--- Start of Dataset records ---

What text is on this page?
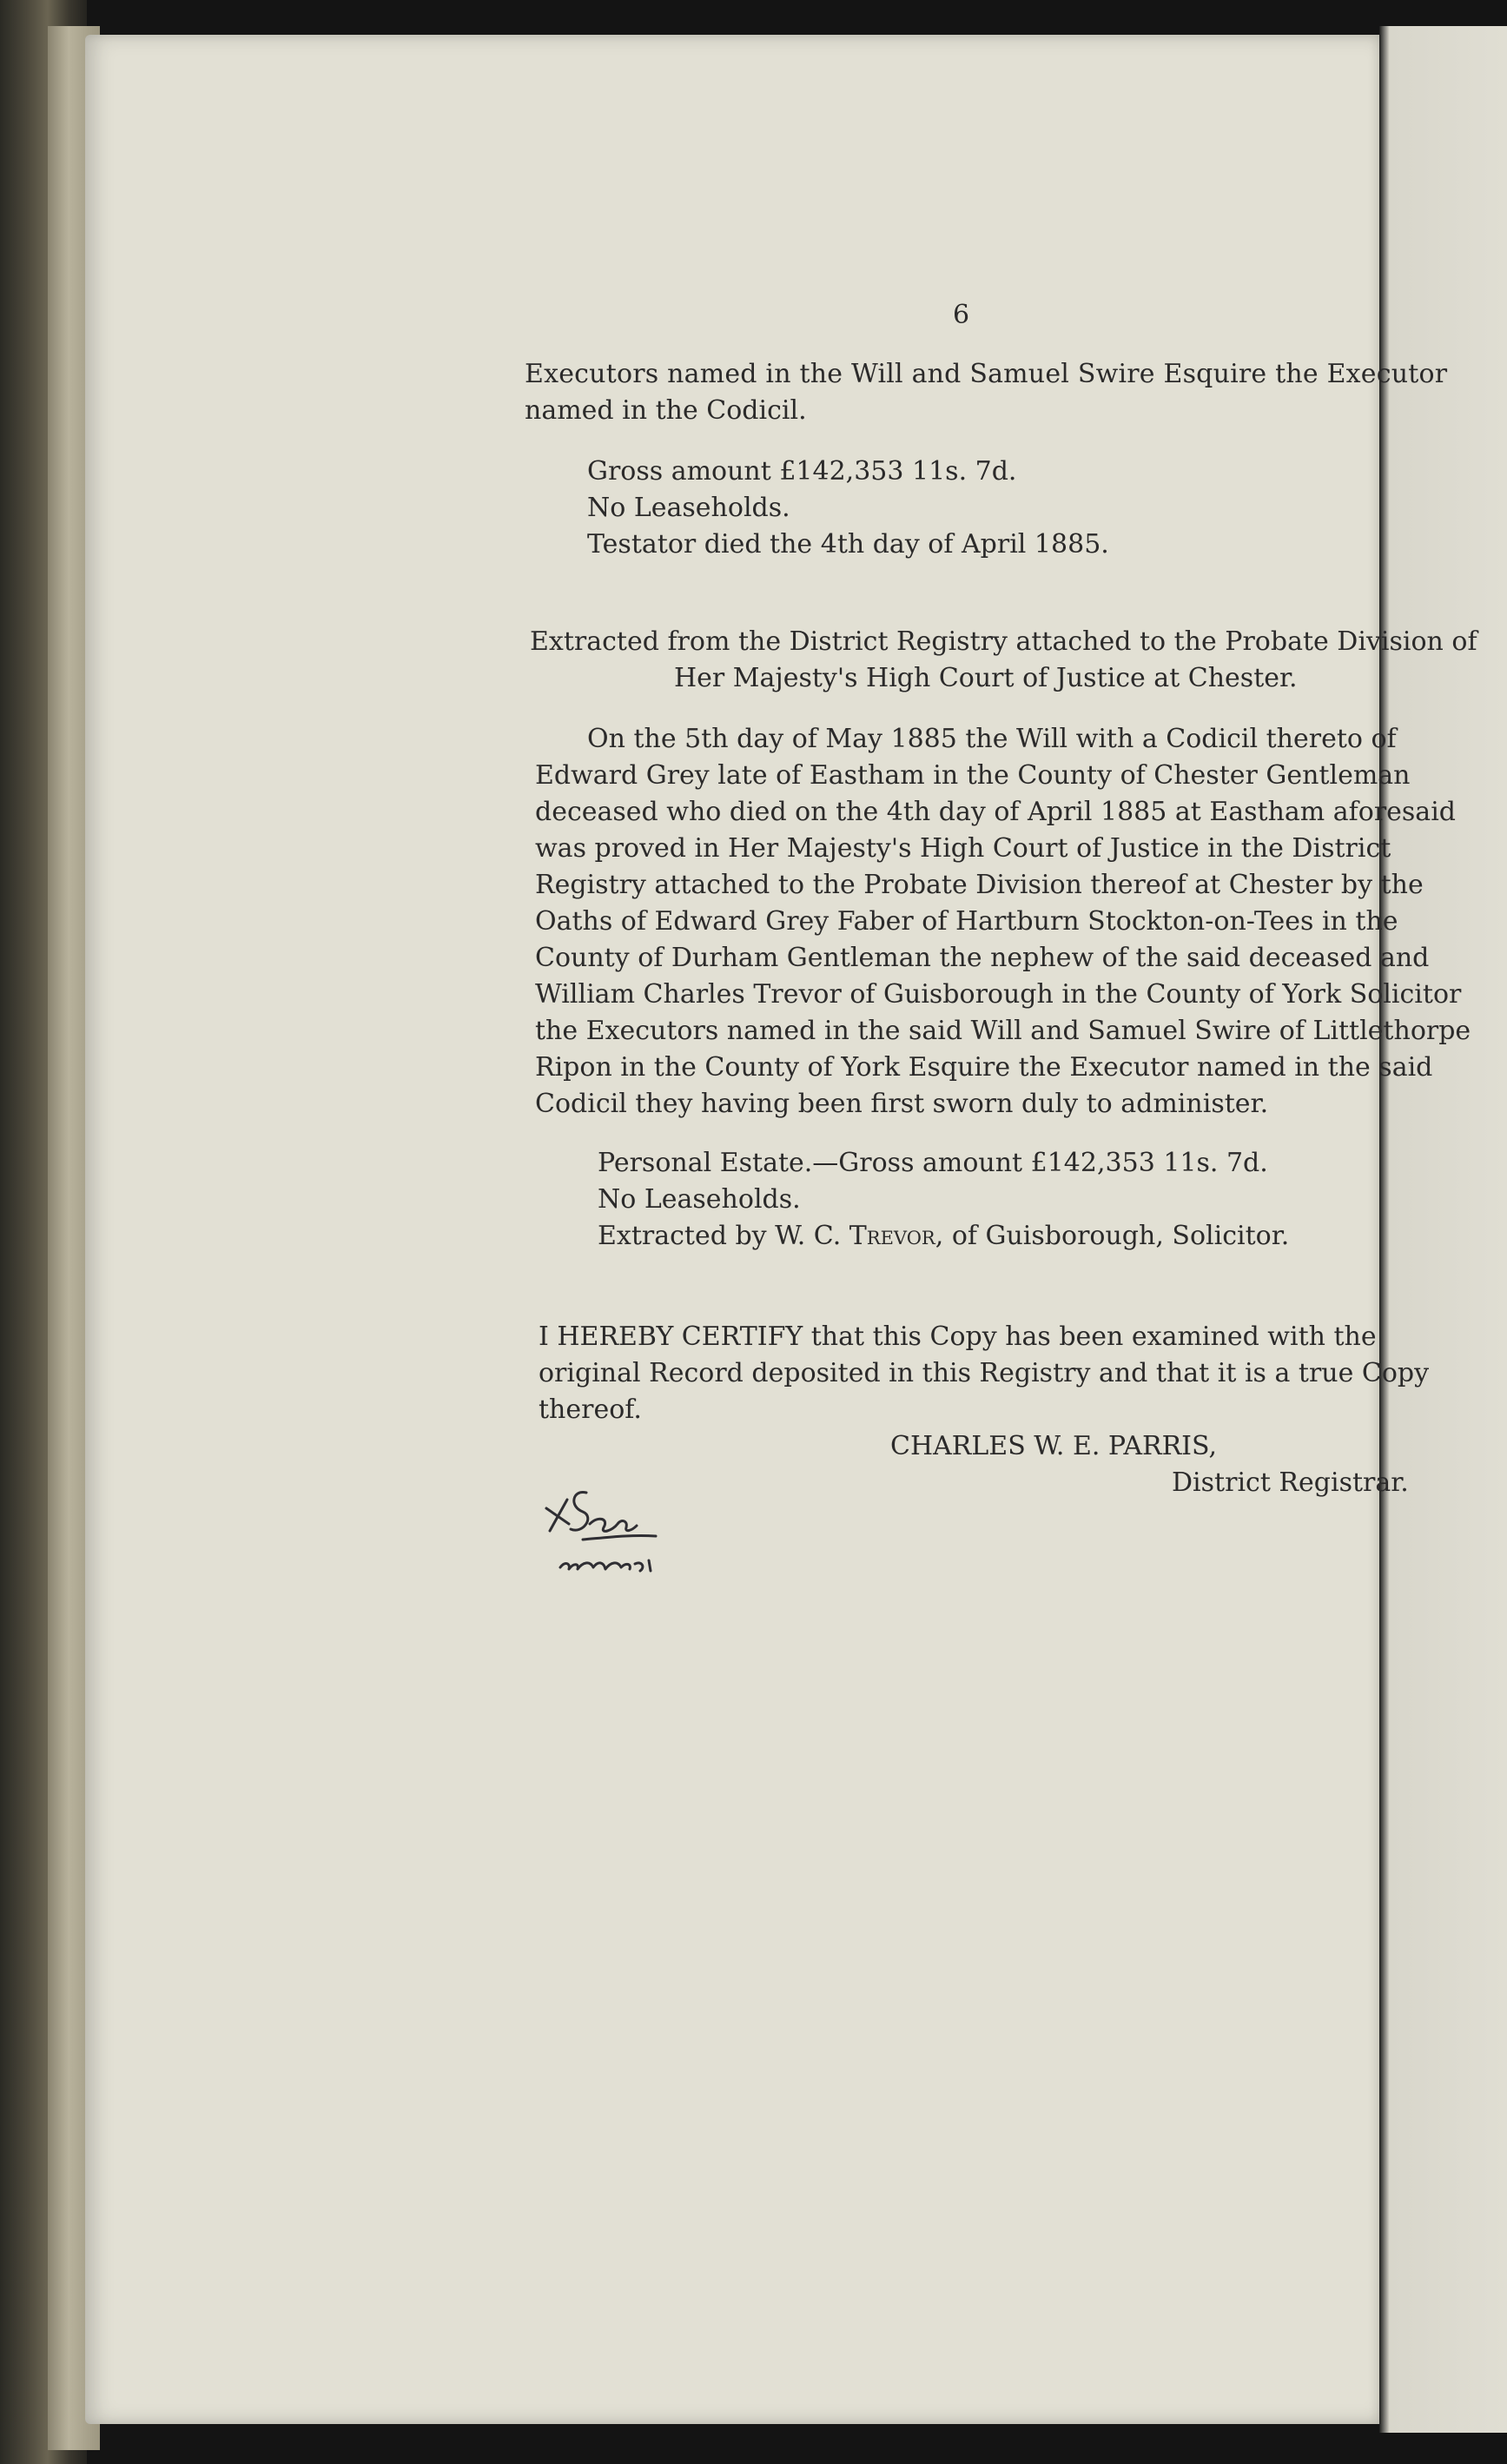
6
Executors named in the Will and Samuel Swire Esquire the Executor
named in the Codicil.
Gross amount £142,353 11s. 7d.
No Leaseholds.
Testator died the 4th day of April 1885.
Extracted from the District Registry attached to the Probate Division of
Her Majesty's High Court of Justice at Chester.
On the 5th day of May 1885 the Will with a Codicil thereto of
Edward Grey late of Eastham in the County of Chester Gentleman
deceased who died on the 4th day of April 1885 at Eastham aforesaid
was proved in Her Majesty's High Court of Justice in the District
Registry attached to the Probate Division thereof at Chester by the
Oaths of Edward Grey Faber of Hartburn Stockton-on-Tees in the
County of Durham Gentleman the nephew of the said deceased and
William Charles Trevor of Guisborough in the County of York Solicitor
the Executors named in the said Will and Samuel Swire of Littlethorpe
Ripon in the County of York Esquire the Executor named in the said
Codicil they having been first sworn duly to administer.
Personal Estate.—Gross amount £142,353 11s. 7d.
No Leaseholds.
Extracted by W. C. Trevor, of Guisborough, Solicitor.
I HEREBY CERTIFY that this Copy has been examined with the
original Record deposited in this Registry and that it is a true Copy
thereof.
CHARLES W. E. PARRIS,
District Registrar.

--- End of Dataset records ---

• Problem details:
Among the lines of the material, find those that hold the word "District" and copy them.

• The result:
Extracted from the District Registry attached to the Probate Division of
was proved in Her Majesty's High Court of Justice in the District
District Registrar.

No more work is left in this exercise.